▶ Task details:
Work out how many lines in the data hold the word "description", and reply with that number only.

▶ Exercise input:
--- start ---

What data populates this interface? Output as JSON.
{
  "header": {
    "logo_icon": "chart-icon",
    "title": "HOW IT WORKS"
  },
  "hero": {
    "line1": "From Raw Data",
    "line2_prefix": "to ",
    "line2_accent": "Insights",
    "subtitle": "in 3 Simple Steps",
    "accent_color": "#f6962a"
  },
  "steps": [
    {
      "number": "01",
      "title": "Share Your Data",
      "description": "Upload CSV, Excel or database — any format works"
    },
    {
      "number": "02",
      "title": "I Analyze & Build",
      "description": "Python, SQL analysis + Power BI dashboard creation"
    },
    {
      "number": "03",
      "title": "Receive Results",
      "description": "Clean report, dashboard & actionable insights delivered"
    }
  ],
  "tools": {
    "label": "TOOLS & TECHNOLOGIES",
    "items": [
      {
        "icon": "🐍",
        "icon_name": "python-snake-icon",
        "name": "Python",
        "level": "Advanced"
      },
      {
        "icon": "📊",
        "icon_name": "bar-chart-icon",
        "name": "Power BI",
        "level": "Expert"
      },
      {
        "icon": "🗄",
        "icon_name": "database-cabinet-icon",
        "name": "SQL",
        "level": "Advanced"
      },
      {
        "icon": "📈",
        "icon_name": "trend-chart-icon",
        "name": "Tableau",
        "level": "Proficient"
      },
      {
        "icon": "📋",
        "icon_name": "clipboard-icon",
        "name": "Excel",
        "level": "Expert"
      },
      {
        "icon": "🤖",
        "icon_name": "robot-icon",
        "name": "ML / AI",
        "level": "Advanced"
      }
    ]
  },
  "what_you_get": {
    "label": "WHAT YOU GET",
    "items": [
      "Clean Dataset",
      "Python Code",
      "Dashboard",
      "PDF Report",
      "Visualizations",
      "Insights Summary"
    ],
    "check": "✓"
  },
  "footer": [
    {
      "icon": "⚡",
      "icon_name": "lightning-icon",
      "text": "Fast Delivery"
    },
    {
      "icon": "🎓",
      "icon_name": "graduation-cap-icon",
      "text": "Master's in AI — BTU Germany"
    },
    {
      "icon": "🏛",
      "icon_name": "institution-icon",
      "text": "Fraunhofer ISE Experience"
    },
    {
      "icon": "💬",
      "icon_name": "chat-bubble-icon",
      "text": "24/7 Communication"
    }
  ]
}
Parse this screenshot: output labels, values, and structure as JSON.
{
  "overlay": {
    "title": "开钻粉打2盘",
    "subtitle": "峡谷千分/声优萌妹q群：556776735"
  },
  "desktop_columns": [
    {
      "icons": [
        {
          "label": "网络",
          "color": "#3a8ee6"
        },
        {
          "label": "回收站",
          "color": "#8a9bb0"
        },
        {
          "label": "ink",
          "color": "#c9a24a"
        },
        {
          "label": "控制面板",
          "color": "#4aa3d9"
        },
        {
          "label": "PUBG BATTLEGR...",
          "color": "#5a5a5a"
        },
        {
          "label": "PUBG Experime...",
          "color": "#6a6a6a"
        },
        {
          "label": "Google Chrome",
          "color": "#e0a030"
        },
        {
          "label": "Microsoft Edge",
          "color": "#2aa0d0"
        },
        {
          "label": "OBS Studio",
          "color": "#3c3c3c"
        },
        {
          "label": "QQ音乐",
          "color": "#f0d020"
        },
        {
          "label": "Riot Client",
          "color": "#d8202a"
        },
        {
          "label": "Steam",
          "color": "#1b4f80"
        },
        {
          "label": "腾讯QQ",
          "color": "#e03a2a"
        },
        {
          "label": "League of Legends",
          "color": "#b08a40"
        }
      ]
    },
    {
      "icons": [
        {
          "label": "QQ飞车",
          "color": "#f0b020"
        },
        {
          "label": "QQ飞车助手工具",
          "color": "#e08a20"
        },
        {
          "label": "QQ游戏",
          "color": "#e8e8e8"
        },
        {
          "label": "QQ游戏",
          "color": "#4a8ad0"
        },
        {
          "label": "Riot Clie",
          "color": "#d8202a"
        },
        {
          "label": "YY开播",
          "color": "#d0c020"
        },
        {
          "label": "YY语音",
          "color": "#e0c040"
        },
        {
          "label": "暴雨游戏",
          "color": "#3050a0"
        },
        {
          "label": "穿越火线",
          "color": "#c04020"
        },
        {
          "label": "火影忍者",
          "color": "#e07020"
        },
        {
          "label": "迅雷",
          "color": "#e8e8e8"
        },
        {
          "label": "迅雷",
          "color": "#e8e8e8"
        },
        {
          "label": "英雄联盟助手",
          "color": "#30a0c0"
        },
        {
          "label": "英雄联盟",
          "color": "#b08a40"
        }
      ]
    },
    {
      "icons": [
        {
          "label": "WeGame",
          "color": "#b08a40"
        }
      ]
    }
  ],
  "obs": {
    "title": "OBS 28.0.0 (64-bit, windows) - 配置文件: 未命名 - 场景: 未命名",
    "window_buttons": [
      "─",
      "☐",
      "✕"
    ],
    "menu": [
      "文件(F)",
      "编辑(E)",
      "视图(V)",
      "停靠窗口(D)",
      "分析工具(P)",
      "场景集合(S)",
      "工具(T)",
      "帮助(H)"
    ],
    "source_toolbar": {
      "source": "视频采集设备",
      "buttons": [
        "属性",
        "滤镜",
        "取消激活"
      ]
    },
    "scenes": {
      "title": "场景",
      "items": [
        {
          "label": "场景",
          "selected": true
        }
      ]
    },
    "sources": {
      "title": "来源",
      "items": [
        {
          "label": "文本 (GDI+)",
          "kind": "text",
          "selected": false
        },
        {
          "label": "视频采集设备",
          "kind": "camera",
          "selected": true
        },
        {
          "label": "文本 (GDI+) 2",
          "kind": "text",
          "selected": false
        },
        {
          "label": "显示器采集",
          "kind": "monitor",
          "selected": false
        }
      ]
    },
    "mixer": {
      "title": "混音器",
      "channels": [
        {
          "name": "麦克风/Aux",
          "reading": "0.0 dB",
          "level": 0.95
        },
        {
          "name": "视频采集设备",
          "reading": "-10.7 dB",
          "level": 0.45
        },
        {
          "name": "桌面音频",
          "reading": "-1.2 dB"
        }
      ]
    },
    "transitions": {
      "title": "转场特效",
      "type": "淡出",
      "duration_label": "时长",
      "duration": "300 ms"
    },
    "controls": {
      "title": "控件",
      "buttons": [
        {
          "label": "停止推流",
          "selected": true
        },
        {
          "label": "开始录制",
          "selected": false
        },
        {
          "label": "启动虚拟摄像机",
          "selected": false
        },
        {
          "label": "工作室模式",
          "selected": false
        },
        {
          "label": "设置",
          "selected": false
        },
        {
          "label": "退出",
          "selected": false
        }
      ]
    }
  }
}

--- end ---

▶ Output below:
3